RECORDS TO PROCESS:
+++
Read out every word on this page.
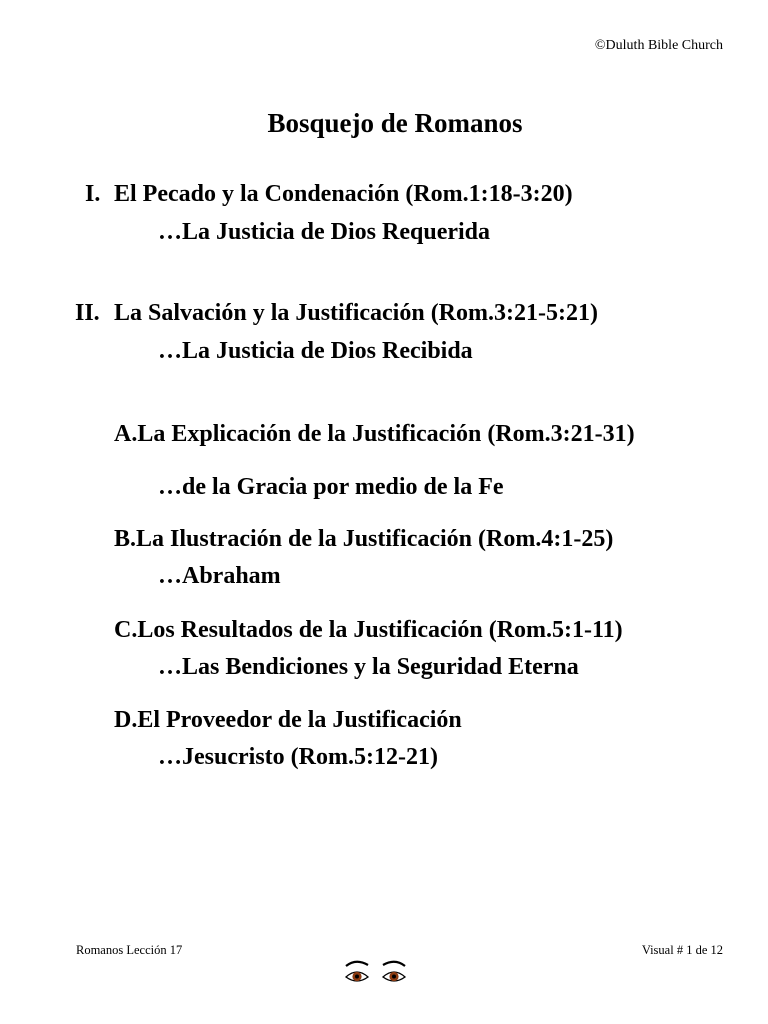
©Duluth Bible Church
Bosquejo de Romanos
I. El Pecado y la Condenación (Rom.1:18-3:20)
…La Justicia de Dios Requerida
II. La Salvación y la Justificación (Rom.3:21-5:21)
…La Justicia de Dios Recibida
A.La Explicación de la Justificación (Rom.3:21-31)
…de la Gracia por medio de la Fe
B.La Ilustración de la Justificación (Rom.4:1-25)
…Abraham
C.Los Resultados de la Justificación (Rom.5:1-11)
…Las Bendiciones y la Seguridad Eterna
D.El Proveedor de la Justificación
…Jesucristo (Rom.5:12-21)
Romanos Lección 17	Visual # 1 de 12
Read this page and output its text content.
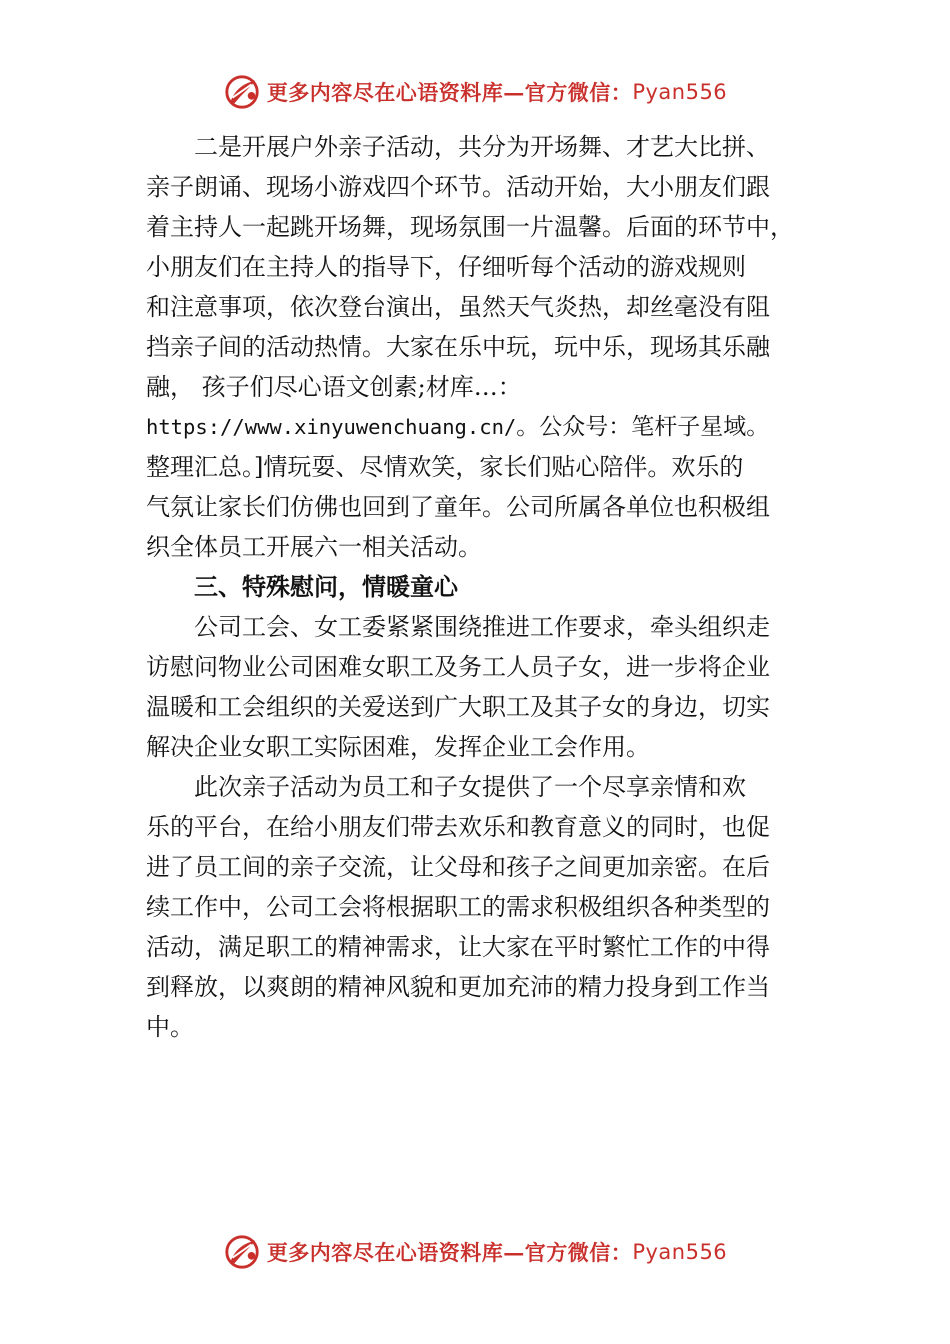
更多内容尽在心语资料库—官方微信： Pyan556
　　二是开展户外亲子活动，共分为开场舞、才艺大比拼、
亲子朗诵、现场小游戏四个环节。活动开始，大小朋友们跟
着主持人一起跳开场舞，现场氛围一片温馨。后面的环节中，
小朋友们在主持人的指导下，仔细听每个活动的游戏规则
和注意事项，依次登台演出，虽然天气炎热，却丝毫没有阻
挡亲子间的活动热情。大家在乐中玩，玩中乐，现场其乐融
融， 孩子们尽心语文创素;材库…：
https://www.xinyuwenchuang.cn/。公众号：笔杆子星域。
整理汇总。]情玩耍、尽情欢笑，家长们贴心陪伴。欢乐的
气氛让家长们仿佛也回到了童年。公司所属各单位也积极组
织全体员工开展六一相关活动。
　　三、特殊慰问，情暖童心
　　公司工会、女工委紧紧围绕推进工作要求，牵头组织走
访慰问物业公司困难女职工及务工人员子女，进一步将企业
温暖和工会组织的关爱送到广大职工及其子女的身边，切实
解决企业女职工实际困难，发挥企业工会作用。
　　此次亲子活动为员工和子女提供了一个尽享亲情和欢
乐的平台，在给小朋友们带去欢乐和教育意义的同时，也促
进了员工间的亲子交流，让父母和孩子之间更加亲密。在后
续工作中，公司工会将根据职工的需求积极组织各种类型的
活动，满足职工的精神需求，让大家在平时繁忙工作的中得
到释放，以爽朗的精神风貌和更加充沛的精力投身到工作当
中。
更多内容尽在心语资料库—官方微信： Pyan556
+++
STATED TASK: Exactly the lines from the one with "Read this page and output its text content." through the end of the listing above are to be repeated, with no pictures.

EXERCISE SOLUTION:
Read this page and output its text content.
更多内容尽在心语资料库—官方微信： Pyan556
　　二是开展户外亲子活动，共分为开场舞、才艺大比拼、
亲子朗诵、现场小游戏四个环节。活动开始，大小朋友们跟
着主持人一起跳开场舞，现场氛围一片温馨。后面的环节中，
小朋友们在主持人的指导下，仔细听每个活动的游戏规则
和注意事项，依次登台演出，虽然天气炎热，却丝毫没有阻
挡亲子间的活动热情。大家在乐中玩，玩中乐，现场其乐融
融， 孩子们尽心语文创素;材库…：
https://www.xinyuwenchuang.cn/。公众号：笔杆子星域。
整理汇总。]情玩耍、尽情欢笑，家长们贴心陪伴。欢乐的
气氛让家长们仿佛也回到了童年。公司所属各单位也积极组
织全体员工开展六一相关活动。
　　三、特殊慰问，情暖童心
　　公司工会、女工委紧紧围绕推进工作要求，牵头组织走
访慰问物业公司困难女职工及务工人员子女，进一步将企业
温暖和工会组织的关爱送到广大职工及其子女的身边，切实
解决企业女职工实际困难，发挥企业工会作用。
　　此次亲子活动为员工和子女提供了一个尽享亲情和欢
乐的平台，在给小朋友们带去欢乐和教育意义的同时，也促
进了员工间的亲子交流，让父母和孩子之间更加亲密。在后
续工作中，公司工会将根据职工的需求积极组织各种类型的
活动，满足职工的精神需求，让大家在平时繁忙工作的中得
到释放，以爽朗的精神风貌和更加充沛的精力投身到工作当
中。
更多内容尽在心语资料库—官方微信： Pyan556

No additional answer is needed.